Your task
Return the listing below word for word.

Saved entries
:::::
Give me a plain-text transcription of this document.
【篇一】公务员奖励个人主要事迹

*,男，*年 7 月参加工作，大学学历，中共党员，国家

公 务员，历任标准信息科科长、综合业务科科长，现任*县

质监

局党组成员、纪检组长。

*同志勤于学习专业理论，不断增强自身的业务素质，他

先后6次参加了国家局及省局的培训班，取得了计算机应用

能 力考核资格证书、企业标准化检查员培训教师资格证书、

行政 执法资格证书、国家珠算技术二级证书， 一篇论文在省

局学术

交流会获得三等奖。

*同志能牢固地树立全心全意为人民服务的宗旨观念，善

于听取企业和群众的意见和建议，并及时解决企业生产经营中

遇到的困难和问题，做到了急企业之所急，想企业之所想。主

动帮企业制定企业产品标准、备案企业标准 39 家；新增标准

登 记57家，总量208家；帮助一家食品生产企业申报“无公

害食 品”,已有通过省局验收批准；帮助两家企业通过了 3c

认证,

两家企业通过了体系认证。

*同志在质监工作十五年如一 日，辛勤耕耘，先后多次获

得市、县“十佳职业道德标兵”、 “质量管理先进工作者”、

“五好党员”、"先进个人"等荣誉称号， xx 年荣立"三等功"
:::::
Response to the task
Give me a plain-text transcription of this document.
【篇一】公务员奖励个人主要事迹

*,男，*年 7 月参加工作，大学学历，中共党员，国家

公 务员，历任标准信息科科长、综合业务科科长，现任*县

质监

局党组成员、纪检组长。

*同志勤于学习专业理论，不断增强自身的业务素质，他

先后6次参加了国家局及省局的培训班，取得了计算机应用

能 力考核资格证书、企业标准化检查员培训教师资格证书、

行政 执法资格证书、国家珠算技术二级证书， 一篇论文在省

局学术

交流会获得三等奖。

*同志能牢固地树立全心全意为人民服务的宗旨观念，善

于听取企业和群众的意见和建议，并及时解决企业生产经营中

遇到的困难和问题，做到了急企业之所急，想企业之所想。主

动帮企业制定企业产品标准、备案企业标准 39 家；新增标准

登 记57家，总量208家；帮助一家食品生产企业申报“无公

害食 品”,已有通过省局验收批准；帮助两家企业通过了 3c

认证,

两家企业通过了体系认证。

*同志在质监工作十五年如一 日，辛勤耕耘，先后多次获

得市、县“十佳职业道德标兵”、 “质量管理先进工作者”、

“五好党员”、"先进个人"等荣誉称号， xx 年荣立"三等功"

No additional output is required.